Stated problem: Scan the data below for the string "realized". Copy every line where it appears.

Raw records:
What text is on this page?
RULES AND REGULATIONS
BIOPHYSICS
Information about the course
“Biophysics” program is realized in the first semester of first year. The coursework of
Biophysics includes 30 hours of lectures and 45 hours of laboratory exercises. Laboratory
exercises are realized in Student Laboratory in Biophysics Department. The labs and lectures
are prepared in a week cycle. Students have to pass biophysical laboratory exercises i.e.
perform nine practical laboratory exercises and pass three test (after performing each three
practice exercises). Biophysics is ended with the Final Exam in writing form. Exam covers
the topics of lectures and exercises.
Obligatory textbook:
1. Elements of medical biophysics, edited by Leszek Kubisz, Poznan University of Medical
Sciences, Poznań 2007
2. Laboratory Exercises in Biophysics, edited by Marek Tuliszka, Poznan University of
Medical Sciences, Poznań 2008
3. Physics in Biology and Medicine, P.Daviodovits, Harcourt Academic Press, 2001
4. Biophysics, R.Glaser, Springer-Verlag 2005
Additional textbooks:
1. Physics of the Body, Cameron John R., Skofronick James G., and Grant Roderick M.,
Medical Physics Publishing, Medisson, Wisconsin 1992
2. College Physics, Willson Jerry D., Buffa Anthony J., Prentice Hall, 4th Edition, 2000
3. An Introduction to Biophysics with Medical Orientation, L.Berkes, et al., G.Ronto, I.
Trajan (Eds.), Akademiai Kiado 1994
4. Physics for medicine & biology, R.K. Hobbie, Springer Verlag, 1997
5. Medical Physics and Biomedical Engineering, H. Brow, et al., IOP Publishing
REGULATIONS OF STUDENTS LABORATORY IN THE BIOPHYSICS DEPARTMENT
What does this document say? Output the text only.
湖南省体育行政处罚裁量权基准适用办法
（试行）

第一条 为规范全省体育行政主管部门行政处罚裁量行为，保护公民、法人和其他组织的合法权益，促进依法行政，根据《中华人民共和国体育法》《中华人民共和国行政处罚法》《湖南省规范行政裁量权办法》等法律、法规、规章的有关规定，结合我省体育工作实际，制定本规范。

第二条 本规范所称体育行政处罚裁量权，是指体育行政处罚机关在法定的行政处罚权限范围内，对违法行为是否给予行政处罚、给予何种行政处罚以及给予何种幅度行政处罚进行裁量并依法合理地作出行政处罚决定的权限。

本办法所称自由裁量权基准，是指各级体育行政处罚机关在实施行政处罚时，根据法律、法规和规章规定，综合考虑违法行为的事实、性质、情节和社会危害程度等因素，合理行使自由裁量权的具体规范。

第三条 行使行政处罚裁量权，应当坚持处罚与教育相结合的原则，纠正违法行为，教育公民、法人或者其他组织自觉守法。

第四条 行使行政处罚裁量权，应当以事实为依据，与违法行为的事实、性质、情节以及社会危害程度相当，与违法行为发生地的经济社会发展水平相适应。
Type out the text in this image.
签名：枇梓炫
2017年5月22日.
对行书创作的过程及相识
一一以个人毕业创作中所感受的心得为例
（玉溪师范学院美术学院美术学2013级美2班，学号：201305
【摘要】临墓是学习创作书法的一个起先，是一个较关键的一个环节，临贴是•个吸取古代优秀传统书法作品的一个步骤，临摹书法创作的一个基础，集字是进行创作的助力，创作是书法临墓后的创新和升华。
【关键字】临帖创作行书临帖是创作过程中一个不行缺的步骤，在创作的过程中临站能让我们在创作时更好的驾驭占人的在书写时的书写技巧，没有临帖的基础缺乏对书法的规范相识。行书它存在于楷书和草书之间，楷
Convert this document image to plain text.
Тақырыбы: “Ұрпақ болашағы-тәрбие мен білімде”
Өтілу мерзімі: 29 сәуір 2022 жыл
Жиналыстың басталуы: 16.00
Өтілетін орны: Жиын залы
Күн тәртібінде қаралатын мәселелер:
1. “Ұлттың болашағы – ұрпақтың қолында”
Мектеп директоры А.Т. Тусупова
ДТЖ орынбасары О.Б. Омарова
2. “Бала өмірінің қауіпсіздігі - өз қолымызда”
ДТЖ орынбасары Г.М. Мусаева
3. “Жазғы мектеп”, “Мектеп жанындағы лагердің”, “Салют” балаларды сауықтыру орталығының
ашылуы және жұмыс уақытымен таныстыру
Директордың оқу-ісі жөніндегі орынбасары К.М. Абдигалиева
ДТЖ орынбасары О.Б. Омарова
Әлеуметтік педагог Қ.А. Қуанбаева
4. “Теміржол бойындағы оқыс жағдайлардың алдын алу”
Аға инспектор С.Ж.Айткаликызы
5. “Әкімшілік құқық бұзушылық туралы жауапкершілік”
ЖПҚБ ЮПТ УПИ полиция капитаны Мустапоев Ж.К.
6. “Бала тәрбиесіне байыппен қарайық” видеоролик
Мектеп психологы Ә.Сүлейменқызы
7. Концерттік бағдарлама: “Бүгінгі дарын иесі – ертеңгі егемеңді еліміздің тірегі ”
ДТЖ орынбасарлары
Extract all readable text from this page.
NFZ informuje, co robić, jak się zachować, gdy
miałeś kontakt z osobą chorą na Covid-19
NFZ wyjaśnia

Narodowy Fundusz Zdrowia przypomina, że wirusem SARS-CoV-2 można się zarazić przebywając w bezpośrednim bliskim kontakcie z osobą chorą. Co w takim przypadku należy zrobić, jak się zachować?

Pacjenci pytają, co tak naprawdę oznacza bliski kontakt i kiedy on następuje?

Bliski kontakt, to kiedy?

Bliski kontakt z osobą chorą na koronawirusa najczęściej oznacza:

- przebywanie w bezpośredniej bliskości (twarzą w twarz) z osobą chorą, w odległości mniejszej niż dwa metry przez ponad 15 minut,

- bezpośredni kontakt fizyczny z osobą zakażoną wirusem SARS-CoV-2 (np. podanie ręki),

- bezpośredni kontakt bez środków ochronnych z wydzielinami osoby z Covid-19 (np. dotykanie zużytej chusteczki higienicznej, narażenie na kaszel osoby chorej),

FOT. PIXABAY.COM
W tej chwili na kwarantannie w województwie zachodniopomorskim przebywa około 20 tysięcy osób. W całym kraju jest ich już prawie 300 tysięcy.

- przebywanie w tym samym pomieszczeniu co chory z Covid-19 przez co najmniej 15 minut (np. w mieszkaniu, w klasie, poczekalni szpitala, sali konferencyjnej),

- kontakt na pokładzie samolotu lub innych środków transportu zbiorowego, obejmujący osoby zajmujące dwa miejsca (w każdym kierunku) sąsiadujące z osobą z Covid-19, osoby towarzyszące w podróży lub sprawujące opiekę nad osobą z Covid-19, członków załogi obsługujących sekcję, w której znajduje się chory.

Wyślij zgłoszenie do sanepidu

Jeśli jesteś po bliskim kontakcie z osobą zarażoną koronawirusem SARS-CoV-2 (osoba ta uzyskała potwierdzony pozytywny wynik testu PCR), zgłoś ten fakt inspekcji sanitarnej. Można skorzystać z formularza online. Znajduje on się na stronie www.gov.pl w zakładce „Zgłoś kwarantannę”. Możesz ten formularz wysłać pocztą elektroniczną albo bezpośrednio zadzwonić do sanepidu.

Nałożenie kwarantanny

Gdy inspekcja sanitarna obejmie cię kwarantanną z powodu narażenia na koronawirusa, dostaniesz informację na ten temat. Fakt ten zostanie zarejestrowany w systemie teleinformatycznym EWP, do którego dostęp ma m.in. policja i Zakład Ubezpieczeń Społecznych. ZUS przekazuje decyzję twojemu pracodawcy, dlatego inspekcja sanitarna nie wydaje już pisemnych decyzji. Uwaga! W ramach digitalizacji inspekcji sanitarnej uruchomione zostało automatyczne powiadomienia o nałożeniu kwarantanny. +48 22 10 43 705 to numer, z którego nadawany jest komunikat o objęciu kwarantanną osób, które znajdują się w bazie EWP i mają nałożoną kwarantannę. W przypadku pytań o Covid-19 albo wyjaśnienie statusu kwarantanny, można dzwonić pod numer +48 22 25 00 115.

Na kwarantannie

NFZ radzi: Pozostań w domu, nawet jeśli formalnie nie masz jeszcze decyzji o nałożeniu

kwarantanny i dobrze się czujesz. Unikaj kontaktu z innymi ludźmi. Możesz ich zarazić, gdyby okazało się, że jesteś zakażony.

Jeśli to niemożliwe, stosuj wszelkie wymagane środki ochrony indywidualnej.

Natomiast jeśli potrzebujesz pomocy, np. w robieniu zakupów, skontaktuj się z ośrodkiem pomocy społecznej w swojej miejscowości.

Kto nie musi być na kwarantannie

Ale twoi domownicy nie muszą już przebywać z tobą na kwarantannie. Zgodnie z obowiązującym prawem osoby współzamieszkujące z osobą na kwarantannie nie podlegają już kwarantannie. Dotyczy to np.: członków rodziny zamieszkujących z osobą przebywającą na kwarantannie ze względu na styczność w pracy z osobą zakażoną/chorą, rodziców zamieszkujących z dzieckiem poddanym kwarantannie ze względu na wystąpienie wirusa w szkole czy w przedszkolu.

Written solution:
“Biophysics” program is realized in the first semester of first year. The coursework of
exercises are realized in Student Laboratory in Biophysics Department. The labs and lectures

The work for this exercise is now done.